* START Data lines *

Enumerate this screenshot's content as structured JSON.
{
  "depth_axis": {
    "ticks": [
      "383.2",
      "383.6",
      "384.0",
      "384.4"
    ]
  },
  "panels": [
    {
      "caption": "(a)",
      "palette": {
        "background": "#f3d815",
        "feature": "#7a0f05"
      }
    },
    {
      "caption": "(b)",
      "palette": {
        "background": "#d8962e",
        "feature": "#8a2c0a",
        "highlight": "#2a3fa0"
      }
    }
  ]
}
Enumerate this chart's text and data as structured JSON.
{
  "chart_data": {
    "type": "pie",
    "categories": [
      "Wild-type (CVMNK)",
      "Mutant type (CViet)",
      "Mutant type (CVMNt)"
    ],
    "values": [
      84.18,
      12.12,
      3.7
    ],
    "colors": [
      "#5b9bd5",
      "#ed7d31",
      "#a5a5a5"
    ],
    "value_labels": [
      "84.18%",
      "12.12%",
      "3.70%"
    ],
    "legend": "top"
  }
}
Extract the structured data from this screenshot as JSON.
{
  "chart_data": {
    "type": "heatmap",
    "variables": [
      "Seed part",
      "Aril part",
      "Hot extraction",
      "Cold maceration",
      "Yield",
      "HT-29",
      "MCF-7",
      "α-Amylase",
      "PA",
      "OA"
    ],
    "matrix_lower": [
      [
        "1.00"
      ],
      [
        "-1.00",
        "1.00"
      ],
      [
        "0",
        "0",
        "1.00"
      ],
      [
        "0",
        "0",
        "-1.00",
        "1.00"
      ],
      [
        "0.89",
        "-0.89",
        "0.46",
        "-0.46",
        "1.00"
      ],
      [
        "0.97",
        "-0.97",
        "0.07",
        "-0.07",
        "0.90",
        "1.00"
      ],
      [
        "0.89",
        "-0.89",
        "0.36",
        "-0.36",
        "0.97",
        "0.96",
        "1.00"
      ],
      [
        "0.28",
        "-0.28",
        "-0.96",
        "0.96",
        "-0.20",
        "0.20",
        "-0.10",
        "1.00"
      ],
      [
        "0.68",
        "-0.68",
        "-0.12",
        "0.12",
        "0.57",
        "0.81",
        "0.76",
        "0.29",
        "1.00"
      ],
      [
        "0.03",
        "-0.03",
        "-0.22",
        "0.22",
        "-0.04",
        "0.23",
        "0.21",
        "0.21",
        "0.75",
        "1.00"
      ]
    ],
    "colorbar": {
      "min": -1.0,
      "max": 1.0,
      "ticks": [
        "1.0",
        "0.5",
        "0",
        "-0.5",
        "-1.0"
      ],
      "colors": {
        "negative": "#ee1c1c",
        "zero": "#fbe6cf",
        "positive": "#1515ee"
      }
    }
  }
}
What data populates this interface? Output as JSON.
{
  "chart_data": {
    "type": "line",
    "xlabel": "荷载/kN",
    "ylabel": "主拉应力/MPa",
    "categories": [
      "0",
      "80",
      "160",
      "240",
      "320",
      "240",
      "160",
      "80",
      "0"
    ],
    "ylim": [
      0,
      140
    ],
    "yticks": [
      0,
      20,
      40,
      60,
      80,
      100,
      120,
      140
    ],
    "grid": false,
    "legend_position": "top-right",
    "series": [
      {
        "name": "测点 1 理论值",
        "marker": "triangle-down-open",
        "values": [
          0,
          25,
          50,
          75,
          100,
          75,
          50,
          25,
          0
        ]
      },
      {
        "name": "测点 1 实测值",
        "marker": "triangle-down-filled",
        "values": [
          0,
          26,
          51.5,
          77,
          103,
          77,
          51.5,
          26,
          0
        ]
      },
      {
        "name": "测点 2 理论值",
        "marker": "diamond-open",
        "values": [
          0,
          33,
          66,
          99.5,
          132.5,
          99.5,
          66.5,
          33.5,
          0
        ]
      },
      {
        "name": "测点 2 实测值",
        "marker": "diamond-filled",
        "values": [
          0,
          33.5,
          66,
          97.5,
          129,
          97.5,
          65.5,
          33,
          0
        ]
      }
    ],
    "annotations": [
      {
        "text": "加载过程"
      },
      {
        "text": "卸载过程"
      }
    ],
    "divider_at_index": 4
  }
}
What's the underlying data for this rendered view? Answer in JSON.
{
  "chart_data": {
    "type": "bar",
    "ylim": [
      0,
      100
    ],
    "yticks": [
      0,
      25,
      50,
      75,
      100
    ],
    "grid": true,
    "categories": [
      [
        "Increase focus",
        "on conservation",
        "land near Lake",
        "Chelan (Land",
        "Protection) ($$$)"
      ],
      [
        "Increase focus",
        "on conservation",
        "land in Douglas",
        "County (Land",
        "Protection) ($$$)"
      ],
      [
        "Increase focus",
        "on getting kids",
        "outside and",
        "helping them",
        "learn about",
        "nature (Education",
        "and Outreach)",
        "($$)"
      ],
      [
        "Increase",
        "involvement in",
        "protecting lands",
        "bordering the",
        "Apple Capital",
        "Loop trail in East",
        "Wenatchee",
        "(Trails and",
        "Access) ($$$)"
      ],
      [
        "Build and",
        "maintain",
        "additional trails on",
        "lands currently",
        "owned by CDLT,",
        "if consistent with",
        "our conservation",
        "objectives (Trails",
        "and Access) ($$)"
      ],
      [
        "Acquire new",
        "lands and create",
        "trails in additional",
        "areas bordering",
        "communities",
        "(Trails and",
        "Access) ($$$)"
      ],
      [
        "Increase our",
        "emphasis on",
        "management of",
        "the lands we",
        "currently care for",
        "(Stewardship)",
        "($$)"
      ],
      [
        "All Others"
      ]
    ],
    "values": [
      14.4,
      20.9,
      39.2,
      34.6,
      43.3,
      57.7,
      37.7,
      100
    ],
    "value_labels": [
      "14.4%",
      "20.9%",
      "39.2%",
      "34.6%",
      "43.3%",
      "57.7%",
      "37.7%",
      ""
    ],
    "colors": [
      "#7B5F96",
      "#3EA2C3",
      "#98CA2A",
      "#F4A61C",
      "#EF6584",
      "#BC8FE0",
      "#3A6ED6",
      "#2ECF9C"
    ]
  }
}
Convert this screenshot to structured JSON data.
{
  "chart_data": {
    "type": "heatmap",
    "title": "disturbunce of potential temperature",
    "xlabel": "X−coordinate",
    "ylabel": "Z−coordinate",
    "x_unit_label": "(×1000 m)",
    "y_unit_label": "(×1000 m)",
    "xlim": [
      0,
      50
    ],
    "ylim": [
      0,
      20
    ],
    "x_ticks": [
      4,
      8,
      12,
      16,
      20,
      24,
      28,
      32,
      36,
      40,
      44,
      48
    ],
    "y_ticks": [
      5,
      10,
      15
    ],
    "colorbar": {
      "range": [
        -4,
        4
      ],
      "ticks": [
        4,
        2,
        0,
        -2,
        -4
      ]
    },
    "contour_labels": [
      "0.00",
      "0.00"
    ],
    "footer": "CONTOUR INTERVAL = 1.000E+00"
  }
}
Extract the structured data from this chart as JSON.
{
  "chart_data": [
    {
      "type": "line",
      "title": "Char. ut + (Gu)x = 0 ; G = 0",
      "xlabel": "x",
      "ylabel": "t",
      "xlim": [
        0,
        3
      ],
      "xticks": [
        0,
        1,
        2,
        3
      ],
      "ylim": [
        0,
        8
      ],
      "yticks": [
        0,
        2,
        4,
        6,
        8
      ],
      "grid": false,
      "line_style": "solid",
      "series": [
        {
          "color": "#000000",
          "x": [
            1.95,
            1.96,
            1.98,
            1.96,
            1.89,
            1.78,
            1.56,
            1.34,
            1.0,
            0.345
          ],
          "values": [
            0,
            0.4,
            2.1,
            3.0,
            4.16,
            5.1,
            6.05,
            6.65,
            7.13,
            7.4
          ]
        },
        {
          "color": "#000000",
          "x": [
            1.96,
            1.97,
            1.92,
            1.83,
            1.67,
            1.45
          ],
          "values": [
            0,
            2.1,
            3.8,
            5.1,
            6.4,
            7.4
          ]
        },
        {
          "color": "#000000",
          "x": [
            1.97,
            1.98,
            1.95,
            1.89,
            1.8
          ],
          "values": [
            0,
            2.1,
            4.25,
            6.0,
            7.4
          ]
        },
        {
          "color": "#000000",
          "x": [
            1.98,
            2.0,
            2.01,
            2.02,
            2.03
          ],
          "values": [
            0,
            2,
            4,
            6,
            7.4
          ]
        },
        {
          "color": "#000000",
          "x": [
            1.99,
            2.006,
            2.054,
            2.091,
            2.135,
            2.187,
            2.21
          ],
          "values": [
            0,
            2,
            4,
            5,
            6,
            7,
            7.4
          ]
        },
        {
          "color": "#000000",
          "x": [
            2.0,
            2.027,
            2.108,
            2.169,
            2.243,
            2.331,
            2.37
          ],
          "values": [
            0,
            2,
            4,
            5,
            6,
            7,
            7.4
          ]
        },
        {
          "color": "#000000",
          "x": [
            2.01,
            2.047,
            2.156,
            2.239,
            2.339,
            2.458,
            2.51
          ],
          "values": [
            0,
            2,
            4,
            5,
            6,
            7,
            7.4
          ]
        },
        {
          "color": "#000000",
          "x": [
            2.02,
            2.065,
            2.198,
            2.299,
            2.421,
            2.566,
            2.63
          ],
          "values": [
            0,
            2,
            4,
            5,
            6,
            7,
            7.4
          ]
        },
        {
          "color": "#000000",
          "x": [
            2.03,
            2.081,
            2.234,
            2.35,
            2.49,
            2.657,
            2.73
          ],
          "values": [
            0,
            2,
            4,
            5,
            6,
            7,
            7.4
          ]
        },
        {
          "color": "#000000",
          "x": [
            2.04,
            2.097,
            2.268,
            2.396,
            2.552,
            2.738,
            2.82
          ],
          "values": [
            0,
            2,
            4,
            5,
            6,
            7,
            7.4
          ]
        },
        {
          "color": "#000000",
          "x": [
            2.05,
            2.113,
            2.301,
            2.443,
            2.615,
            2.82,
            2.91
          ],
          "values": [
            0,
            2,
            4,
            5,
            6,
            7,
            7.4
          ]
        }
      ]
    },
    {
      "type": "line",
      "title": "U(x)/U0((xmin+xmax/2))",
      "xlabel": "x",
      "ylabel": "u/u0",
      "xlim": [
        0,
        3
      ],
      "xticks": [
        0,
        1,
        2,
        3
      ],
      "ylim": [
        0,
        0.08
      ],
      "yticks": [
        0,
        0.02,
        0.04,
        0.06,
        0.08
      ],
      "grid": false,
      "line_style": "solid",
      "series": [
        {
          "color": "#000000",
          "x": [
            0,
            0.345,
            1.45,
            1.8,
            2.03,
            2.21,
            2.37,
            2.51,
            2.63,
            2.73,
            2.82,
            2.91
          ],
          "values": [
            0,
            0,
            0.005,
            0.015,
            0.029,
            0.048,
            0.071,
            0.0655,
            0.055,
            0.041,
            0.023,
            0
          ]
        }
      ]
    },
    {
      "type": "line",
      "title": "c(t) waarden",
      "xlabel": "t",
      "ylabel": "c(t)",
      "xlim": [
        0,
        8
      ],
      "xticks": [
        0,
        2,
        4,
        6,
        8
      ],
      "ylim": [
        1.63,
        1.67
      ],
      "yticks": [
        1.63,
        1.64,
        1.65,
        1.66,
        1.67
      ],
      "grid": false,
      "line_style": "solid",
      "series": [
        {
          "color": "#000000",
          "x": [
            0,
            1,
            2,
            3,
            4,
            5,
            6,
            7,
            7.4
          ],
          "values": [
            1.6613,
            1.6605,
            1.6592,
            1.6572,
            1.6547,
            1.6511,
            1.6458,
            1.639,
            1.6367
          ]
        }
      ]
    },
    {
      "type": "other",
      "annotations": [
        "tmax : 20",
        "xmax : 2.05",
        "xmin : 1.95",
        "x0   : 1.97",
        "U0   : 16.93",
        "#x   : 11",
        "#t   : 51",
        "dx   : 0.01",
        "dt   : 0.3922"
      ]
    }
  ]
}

* END Data lines *

» **What you need to do**:
Look for the word "name" in every line of the listing and copy the lines that have it.

» **Answer to the problem**:
        "name": "测点 1 理论值",
        "name": "测点 1 实测值",
        "name": "测点 2 理论值",
        "name": "测点 2 实测值",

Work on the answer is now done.